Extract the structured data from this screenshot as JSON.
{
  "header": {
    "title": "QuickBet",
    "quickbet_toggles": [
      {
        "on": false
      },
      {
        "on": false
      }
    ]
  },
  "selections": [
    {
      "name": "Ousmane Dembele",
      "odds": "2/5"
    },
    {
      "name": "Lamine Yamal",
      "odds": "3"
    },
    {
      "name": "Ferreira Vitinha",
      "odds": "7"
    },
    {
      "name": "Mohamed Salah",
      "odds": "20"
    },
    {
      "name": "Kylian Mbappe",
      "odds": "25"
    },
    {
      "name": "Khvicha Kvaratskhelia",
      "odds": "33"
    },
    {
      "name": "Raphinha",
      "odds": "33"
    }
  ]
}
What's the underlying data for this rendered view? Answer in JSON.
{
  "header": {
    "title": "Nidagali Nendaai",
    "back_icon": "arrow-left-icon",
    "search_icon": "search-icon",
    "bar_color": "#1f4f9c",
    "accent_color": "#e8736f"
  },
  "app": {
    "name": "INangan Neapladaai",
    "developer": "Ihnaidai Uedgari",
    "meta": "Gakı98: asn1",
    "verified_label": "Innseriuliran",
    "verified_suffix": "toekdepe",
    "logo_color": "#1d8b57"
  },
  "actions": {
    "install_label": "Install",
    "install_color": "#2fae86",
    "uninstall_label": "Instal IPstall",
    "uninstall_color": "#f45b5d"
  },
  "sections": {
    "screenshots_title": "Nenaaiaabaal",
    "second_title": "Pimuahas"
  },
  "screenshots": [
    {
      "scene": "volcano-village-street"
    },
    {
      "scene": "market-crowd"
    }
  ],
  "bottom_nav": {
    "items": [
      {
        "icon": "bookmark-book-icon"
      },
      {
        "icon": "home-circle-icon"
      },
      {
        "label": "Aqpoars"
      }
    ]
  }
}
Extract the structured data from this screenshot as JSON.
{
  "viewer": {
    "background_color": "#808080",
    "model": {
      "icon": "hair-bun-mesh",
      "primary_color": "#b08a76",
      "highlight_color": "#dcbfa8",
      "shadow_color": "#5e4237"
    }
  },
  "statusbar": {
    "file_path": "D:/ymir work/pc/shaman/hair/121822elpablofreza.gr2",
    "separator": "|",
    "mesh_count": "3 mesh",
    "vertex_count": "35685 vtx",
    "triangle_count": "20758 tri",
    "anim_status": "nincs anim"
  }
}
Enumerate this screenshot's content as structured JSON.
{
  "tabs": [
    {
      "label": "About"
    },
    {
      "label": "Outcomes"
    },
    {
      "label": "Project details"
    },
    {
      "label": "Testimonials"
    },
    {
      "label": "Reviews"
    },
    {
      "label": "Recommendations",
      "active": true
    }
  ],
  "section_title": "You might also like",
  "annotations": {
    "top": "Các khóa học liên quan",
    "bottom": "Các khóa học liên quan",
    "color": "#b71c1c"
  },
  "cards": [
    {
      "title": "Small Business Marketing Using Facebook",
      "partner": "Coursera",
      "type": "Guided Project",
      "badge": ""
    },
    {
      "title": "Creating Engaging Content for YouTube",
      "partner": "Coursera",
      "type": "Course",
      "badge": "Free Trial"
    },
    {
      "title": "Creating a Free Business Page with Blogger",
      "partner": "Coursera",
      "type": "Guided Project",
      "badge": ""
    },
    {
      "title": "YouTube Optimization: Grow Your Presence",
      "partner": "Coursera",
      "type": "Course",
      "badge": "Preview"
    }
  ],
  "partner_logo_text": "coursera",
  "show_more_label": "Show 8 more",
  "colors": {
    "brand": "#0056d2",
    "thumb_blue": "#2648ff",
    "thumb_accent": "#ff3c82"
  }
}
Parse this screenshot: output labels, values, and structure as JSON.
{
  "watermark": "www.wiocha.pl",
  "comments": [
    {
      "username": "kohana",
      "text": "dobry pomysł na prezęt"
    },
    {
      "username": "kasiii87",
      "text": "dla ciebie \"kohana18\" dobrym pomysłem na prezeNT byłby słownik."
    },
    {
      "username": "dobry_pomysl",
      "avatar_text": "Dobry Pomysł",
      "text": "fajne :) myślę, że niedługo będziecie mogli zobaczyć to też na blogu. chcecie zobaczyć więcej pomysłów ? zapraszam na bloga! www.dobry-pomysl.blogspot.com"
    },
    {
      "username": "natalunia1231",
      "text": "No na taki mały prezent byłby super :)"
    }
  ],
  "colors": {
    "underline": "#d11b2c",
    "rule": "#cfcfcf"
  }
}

▶ WHAT YOU NEED TO DO
Set down all of the data above, word for word.

▶ ANSWER TO THE TASK
Extract the structured data from this screenshot as JSON.
{
  "header": {
    "title": "QuickBet",
    "quickbet_toggles": [
      {
        "on": false
      },
      {
        "on": false
      }
    ]
  },
  "selections": [
    {
      "name": "Ousmane Dembele",
      "odds": "2/5"
    },
    {
      "name": "Lamine Yamal",
      "odds": "3"
    },
    {
      "name": "Ferreira Vitinha",
      "odds": "7"
    },
    {
      "name": "Mohamed Salah",
      "odds": "20"
    },
    {
      "name": "Kylian Mbappe",
      "odds": "25"
    },
    {
      "name": "Khvicha Kvaratskhelia",
      "odds": "33"
    },
    {
      "name": "Raphinha",
      "odds": "33"
    }
  ]
}
What's the underlying data for this rendered view? Answer in JSON.
{
  "header": {
    "title": "Nidagali Nendaai",
    "back_icon": "arrow-left-icon",
    "search_icon": "search-icon",
    "bar_color": "#1f4f9c",
    "accent_color": "#e8736f"
  },
  "app": {
    "name": "INangan Neapladaai",
    "developer": "Ihnaidai Uedgari",
    "meta": "Gakı98: asn1",
    "verified_label": "Innseriuliran",
    "verified_suffix": "toekdepe",
    "logo_color": "#1d8b57"
  },
  "actions": {
    "install_label": "Install",
    "install_color": "#2fae86",
    "uninstall_label": "Instal IPstall",
    "uninstall_color": "#f45b5d"
  },
  "sections": {
    "screenshots_title": "Nenaaiaabaal",
    "second_title": "Pimuahas"
  },
  "screenshots": [
    {
      "scene": "volcano-village-street"
    },
    {
      "scene": "market-crowd"
    }
  ],
  "bottom_nav": {
    "items": [
      {
        "icon": "bookmark-book-icon"
      },
      {
        "icon": "home-circle-icon"
      },
      {
        "label": "Aqpoars"
      }
    ]
  }
}
Extract the structured data from this screenshot as JSON.
{
  "viewer": {
    "background_color": "#808080",
    "model": {
      "icon": "hair-bun-mesh",
      "primary_color": "#b08a76",
      "highlight_color": "#dcbfa8",
      "shadow_color": "#5e4237"
    }
  },
  "statusbar": {
    "file_path": "D:/ymir work/pc/shaman/hair/121822elpablofreza.gr2",
    "separator": "|",
    "mesh_count": "3 mesh",
    "vertex_count": "35685 vtx",
    "triangle_count": "20758 tri",
    "anim_status": "nincs anim"
  }
}
Enumerate this screenshot's content as structured JSON.
{
  "tabs": [
    {
      "label": "About"
    },
    {
      "label": "Outcomes"
    },
    {
      "label": "Project details"
    },
    {
      "label": "Testimonials"
    },
    {
      "label": "Reviews"
    },
    {
      "label": "Recommendations",
      "active": true
    }
  ],
  "section_title": "You might also like",
  "annotations": {
    "top": "Các khóa học liên quan",
    "bottom": "Các khóa học liên quan",
    "color": "#b71c1c"
  },
  "cards": [
    {
      "title": "Small Business Marketing Using Facebook",
      "partner": "Coursera",
      "type": "Guided Project",
      "badge": ""
    },
    {
      "title": "Creating Engaging Content for YouTube",
      "partner": "Coursera",
      "type": "Course",
      "badge": "Free Trial"
    },
    {
      "title": "Creating a Free Business Page with Blogger",
      "partner": "Coursera",
      "type": "Guided Project",
      "badge": ""
    },
    {
      "title": "YouTube Optimization: Grow Your Presence",
      "partner": "Coursera",
      "type": "Course",
      "badge": "Preview"
    }
  ],
  "partner_logo_text": "coursera",
  "show_more_label": "Show 8 more",
  "colors": {
    "brand": "#0056d2",
    "thumb_blue": "#2648ff",
    "thumb_accent": "#ff3c82"
  }
}
Parse this screenshot: output labels, values, and structure as JSON.
{
  "watermark": "www.wiocha.pl",
  "comments": [
    {
      "username": "kohana",
      "text": "dobry pomysł na prezęt"
    },
    {
      "username": "kasiii87",
      "text": "dla ciebie \"kohana18\" dobrym pomysłem na prezeNT byłby słownik."
    },
    {
      "username": "dobry_pomysl",
      "avatar_text": "Dobry Pomysł",
      "text": "fajne :) myślę, że niedługo będziecie mogli zobaczyć to też na blogu. chcecie zobaczyć więcej pomysłów ? zapraszam na bloga! www.dobry-pomysl.blogspot.com"
    },
    {
      "username": "natalunia1231",
      "text": "No na taki mały prezent byłby super :)"
    }
  ],
  "colors": {
    "underline": "#d11b2c",
    "rule": "#cfcfcf"
  }
}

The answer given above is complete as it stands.